### SUPPLIED MATERIAL

_____

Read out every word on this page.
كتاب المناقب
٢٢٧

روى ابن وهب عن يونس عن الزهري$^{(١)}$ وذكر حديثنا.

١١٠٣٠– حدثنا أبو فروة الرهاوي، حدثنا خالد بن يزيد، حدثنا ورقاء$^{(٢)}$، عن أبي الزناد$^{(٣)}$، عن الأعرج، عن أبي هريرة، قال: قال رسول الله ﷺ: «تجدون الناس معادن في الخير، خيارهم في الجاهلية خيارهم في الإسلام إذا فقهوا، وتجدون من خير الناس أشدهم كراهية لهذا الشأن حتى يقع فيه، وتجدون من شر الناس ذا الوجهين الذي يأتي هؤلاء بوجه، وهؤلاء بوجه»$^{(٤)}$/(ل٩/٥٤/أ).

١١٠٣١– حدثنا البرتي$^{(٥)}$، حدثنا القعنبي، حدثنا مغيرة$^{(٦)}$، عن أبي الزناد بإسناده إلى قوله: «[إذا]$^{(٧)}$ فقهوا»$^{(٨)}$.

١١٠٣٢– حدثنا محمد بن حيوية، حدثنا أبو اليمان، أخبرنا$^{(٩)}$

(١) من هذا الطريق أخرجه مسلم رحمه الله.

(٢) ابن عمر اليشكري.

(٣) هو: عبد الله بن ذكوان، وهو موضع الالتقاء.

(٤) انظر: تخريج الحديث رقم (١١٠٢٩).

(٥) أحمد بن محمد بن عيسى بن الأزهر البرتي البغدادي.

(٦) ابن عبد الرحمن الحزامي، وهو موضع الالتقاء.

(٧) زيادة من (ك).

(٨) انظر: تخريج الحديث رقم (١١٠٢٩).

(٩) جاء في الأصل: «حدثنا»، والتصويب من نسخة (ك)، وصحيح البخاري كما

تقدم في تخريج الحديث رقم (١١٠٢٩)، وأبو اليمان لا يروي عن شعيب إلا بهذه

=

_____

### AIM
In the entries above, find lines with "الله" and copy each.

### COMPLETE OUTPUT
١١٠٣٠– حدثنا أبو فروة الرهاوي، حدثنا خالد بن يزيد، حدثنا ورقاء$^{(٢)}$، عن أبي الزناد$^{(٣)}$، عن الأعرج، عن أبي هريرة، قال: قال رسول الله ﷺ: «تجدون الناس معادن في الخير، خيارهم في الجاهلية خيارهم في الإسلام إذا فقهوا، وتجدون من خير الناس أشدهم كراهية لهذا الشأن حتى يقع فيه، وتجدون من شر الناس ذا الوجهين الذي يأتي هؤلاء بوجه، وهؤلاء بوجه»$^{(٤)}$/(ل٩/٥٤/أ).
(١) من هذا الطريق أخرجه مسلم رحمه الله.
(٣) هو: عبد الله بن ذكوان، وهو موضع الالتقاء.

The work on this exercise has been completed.